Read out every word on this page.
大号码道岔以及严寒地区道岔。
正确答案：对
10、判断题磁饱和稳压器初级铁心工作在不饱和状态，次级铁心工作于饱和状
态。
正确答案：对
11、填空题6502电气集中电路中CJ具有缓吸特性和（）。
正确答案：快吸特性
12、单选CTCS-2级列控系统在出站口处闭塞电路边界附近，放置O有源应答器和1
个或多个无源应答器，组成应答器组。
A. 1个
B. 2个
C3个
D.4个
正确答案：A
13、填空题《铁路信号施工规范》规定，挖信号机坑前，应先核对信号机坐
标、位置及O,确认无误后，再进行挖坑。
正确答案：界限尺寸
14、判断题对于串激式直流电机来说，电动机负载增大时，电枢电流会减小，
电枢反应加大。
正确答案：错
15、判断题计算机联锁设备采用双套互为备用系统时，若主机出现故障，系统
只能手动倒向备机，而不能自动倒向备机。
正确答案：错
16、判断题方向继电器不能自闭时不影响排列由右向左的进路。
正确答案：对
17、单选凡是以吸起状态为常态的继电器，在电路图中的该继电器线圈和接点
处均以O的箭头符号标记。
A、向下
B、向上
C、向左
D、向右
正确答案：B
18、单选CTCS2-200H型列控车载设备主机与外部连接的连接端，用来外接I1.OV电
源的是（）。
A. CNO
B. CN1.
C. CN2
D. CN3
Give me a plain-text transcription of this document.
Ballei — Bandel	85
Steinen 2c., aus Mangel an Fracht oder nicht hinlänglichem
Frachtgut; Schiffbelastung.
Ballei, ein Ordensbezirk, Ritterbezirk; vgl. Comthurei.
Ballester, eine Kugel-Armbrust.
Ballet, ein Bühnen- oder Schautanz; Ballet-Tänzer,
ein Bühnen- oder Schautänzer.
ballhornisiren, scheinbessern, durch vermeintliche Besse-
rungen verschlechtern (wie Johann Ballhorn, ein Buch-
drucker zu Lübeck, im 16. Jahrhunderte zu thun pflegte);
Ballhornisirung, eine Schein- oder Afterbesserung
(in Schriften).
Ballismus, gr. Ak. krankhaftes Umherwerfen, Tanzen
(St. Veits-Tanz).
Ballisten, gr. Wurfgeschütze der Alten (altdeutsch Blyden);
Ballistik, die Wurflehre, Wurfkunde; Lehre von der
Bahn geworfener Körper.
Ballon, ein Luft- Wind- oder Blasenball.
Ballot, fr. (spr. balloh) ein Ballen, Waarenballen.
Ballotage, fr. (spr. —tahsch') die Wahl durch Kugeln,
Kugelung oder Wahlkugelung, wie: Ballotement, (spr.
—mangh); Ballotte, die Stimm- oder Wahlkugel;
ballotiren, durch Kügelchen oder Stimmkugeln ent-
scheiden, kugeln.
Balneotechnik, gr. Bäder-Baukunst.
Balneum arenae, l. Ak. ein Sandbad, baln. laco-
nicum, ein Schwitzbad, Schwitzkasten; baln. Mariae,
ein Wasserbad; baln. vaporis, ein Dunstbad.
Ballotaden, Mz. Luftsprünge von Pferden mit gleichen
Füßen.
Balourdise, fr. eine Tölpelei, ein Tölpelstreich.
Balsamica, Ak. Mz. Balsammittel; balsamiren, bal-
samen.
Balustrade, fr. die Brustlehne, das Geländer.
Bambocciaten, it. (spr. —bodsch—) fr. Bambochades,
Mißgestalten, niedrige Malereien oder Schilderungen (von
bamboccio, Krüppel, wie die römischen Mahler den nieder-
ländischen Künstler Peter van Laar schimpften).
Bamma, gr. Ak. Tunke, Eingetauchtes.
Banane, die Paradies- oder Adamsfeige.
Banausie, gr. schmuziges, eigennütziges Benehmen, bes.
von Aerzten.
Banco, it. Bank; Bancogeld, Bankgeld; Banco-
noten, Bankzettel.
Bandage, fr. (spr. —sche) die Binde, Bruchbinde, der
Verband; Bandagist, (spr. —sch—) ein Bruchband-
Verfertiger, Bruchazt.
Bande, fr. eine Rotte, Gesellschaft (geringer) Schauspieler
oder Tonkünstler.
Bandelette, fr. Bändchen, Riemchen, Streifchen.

◆ SHORT PROBLEM ◆
Please copy out each record, character for character.

◆ TASK OUTPUT ◆
Read out every word on this page.
大号码道岔以及严寒地区道岔。
正确答案：对
10、判断题磁饱和稳压器初级铁心工作在不饱和状态，次级铁心工作于饱和状
态。
正确答案：对
11、填空题6502电气集中电路中CJ具有缓吸特性和（）。
正确答案：快吸特性
12、单选CTCS-2级列控系统在出站口处闭塞电路边界附近，放置O有源应答器和1
个或多个无源应答器，组成应答器组。
A. 1个
B. 2个
C3个
D.4个
正确答案：A
13、填空题《铁路信号施工规范》规定，挖信号机坑前，应先核对信号机坐
标、位置及O,确认无误后，再进行挖坑。
正确答案：界限尺寸
14、判断题对于串激式直流电机来说，电动机负载增大时，电枢电流会减小，
电枢反应加大。
正确答案：错
15、判断题计算机联锁设备采用双套互为备用系统时，若主机出现故障，系统
只能手动倒向备机，而不能自动倒向备机。
正确答案：错
16、判断题方向继电器不能自闭时不影响排列由右向左的进路。
正确答案：对
17、单选凡是以吸起状态为常态的继电器，在电路图中的该继电器线圈和接点
处均以O的箭头符号标记。
A、向下
B、向上
C、向左
D、向右
正确答案：B
18、单选CTCS2-200H型列控车载设备主机与外部连接的连接端，用来外接I1.OV电
源的是（）。
A. CNO
B. CN1.
C. CN2
D. CN3
Give me a plain-text transcription of this document.
Ballei — Bandel	85
Steinen 2c., aus Mangel an Fracht oder nicht hinlänglichem
Frachtgut; Schiffbelastung.
Ballei, ein Ordensbezirk, Ritterbezirk; vgl. Comthurei.
Ballester, eine Kugel-Armbrust.
Ballet, ein Bühnen- oder Schautanz; Ballet-Tänzer,
ein Bühnen- oder Schautänzer.
ballhornisiren, scheinbessern, durch vermeintliche Besse-
rungen verschlechtern (wie Johann Ballhorn, ein Buch-
drucker zu Lübeck, im 16. Jahrhunderte zu thun pflegte);
Ballhornisirung, eine Schein- oder Afterbesserung
(in Schriften).
Ballismus, gr. Ak. krankhaftes Umherwerfen, Tanzen
(St. Veits-Tanz).
Ballisten, gr. Wurfgeschütze der Alten (altdeutsch Blyden);
Ballistik, die Wurflehre, Wurfkunde; Lehre von der
Bahn geworfener Körper.
Ballon, ein Luft- Wind- oder Blasenball.
Ballot, fr. (spr. balloh) ein Ballen, Waarenballen.
Ballotage, fr. (spr. —tahsch') die Wahl durch Kugeln,
Kugelung oder Wahlkugelung, wie: Ballotement, (spr.
—mangh); Ballotte, die Stimm- oder Wahlkugel;
ballotiren, durch Kügelchen oder Stimmkugeln ent-
scheiden, kugeln.
Balneotechnik, gr. Bäder-Baukunst.
Balneum arenae, l. Ak. ein Sandbad, baln. laco-
nicum, ein Schwitzbad, Schwitzkasten; baln. Mariae,
ein Wasserbad; baln. vaporis, ein Dunstbad.
Ballotaden, Mz. Luftsprünge von Pferden mit gleichen
Füßen.
Balourdise, fr. eine Tölpelei, ein Tölpelstreich.
Balsamica, Ak. Mz. Balsammittel; balsamiren, bal-
samen.
Balustrade, fr. die Brustlehne, das Geländer.
Bambocciaten, it. (spr. —bodsch—) fr. Bambochades,
Mißgestalten, niedrige Malereien oder Schilderungen (von
bamboccio, Krüppel, wie die römischen Mahler den nieder-
ländischen Künstler Peter van Laar schimpften).
Bamma, gr. Ak. Tunke, Eingetauchtes.
Banane, die Paradies- oder Adamsfeige.
Banausie, gr. schmuziges, eigennütziges Benehmen, bes.
von Aerzten.
Banco, it. Bank; Bancogeld, Bankgeld; Banco-
noten, Bankzettel.
Bandage, fr. (spr. —sche) die Binde, Bruchbinde, der
Verband; Bandagist, (spr. —sch—) ein Bruchband-
Verfertiger, Bruchazt.
Bande, fr. eine Rotte, Gesellschaft (geringer) Schauspieler
oder Tonkünstler.
Bandelette, fr. Bändchen, Riemchen, Streifchen.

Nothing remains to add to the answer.